» **Required tasks**:
A – How would you render this sentence from the article on auditory processing disorder and speech therapy billing in Spanish: "The CPT restructure is a long-overdue update to a code that hadn't been meaningfully revised in two decades."
B – Could you carry on the article about auditory processing disorder and speech therapy billing, picking up right after its final line?

» **Exercise text**:
What this looks like for in-home pediatric care

For Coral Care specifically, APD treatment is part of how some of our SLPs serve their families, particularly older school-age kids who present after years of struggle that wasn't well explained. We're watching this advocacy closely, and we'll publish updates as the picture clarifies.

If you treat APD as part of your caseload and you're considering joining a network: ask whatever network you're evaluating how they're handling the 2027 transition for APD-related work. Networks that don't have a clear answer either haven't thought about it or aren't being honest about the uncertainty.

For families looking for APD services

If your child has been diagnosed with auditory processing disorder and you're navigating speech therapy access: the billing structure is in transition, but it's not changing how clinicians treat APD or whether it's a real condition worth treating. Ask your SLP directly about how they're planning for the 2027 transition. Strong clinicians will have a thoughtful answer.

The bigger picture

The CPT restructure is a long-overdue update to a code that hadn't been meaningfully revised in two decades. Most of the change is good: timed codes capture clinical complexity, disorder-specific codes recognize the range of work SLPs actually do, the new structure aligns SLP with how OT and PT have practiced for years.

But "most of the change is good" doesn't help the kids whose treatment depends on the part that didn't get included. APD is a real condition. SLPs treat it. The fix is to make the code structure reflect that, not to deny the treatment.

For now: keep treating, document precisely, and join the advocacy. The gap is real but it's not permanent.

Clinical Review

Reviewed by Lindy Myers, M.S., CCC-SLP, Clinical Lead at Coral Care. This article reflects publicly available information as of May 2026. The advocacy and Code Change Application landscape is actively evolving, and this post will be updated as new developments are publicly confirmed.

Treat APD and want a network thinking about this carefully?

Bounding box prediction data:
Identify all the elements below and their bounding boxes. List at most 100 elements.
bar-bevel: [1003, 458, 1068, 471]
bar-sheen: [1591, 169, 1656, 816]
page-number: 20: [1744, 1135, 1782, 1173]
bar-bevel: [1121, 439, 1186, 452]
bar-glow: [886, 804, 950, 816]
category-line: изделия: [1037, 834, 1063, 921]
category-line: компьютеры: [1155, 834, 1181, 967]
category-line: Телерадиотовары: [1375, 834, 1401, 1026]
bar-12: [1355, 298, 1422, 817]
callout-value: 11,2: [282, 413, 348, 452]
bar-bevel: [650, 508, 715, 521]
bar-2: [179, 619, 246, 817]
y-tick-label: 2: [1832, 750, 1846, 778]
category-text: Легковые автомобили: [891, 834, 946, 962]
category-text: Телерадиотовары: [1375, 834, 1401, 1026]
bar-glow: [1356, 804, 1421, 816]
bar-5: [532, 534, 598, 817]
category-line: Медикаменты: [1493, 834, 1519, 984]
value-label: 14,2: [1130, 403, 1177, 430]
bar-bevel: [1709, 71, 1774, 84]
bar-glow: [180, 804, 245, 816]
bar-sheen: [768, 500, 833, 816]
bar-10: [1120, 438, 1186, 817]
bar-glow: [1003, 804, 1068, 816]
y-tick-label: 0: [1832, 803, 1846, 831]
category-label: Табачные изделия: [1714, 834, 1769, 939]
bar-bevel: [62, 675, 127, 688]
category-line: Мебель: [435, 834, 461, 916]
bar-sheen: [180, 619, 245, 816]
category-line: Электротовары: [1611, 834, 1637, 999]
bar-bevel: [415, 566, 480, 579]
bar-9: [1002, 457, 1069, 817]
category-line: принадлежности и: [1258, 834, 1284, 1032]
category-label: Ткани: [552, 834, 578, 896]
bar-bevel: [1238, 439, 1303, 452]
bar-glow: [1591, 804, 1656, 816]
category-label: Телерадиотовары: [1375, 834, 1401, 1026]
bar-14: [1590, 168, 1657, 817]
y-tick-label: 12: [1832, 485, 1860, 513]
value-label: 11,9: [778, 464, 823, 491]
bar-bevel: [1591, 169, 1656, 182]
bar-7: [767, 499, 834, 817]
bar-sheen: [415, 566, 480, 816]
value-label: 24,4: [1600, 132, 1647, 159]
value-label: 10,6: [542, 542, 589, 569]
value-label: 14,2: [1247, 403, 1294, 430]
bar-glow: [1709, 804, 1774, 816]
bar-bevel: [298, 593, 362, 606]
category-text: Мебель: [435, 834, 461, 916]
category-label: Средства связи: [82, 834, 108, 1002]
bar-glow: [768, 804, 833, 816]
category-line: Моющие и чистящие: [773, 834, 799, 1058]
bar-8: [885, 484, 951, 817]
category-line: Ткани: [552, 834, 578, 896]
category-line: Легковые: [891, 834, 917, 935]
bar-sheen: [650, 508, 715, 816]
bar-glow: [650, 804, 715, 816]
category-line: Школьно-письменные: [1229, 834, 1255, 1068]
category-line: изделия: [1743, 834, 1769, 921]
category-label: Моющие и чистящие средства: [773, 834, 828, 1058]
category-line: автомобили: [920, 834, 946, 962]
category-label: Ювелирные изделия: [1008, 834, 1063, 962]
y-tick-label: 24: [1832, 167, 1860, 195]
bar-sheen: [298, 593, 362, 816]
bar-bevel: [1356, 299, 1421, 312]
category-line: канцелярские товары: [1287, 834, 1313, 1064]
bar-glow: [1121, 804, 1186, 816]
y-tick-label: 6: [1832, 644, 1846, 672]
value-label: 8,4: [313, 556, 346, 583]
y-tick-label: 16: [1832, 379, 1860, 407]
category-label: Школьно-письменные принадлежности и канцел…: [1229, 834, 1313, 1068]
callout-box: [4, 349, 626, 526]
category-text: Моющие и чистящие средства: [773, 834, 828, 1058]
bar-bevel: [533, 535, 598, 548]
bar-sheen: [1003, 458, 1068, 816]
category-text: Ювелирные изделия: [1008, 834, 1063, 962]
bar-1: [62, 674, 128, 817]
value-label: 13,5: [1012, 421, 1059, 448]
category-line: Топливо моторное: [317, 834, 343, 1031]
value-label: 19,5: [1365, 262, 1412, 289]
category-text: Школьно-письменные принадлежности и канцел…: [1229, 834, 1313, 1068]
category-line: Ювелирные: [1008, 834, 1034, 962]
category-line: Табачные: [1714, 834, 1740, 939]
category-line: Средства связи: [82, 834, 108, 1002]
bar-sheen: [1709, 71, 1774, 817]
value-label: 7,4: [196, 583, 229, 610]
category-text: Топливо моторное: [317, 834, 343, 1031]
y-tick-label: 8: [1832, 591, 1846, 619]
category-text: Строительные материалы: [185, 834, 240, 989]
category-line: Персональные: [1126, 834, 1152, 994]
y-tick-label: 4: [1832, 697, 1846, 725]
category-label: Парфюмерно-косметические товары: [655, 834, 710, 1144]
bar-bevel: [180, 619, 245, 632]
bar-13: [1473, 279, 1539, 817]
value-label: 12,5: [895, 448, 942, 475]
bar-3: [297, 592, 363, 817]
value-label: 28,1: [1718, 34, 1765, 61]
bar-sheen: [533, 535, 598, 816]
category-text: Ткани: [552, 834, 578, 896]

» **Task-by-task results**:
A – La reestructuración de los códigos CPT es una actualización largamente esperada de un código que no se había revisado de manera significativa en dos décadas.

B –
Coral Care SLPs are part of a network operating across nine states with infrastructure built for the 2027 transition. Talk to our team.

Talk to our team

Frequently Asked Questions

Which new SLP code can be used for APD treatment after 2027?

Most APD treatment work overlaps with language goals like following directions, narrative comprehension, vocabulary access, and working memory for verbal material. The language code (92X4X) is the most defensible mapping for most APD treatment plans starting January 2027, though it is not a clean fit. Clinicians should document carefully, monitor for AMA panel adjustments, and follow advocacy efforts to address the APD gap directly.

How will SLPs bill auditory processing disorder treatment in 2027?

Auditory processing disorder treatment lost its clearest billing pathway when the new SLP code structure was approved without an APD-specific code. None of the four disorder areas covered by the new codes (fluency, speech sound production, language, voice) maps cleanly to APD. A Code Change Application has been filed to address this, and advocacy is active through ASHA Special Interest Groups, joint audiology and SLP commentary, and public comment to the AMA. Until the gap is fixed, clinicians who treat APD will need to map their work to the closest existing code, most commonly the language code.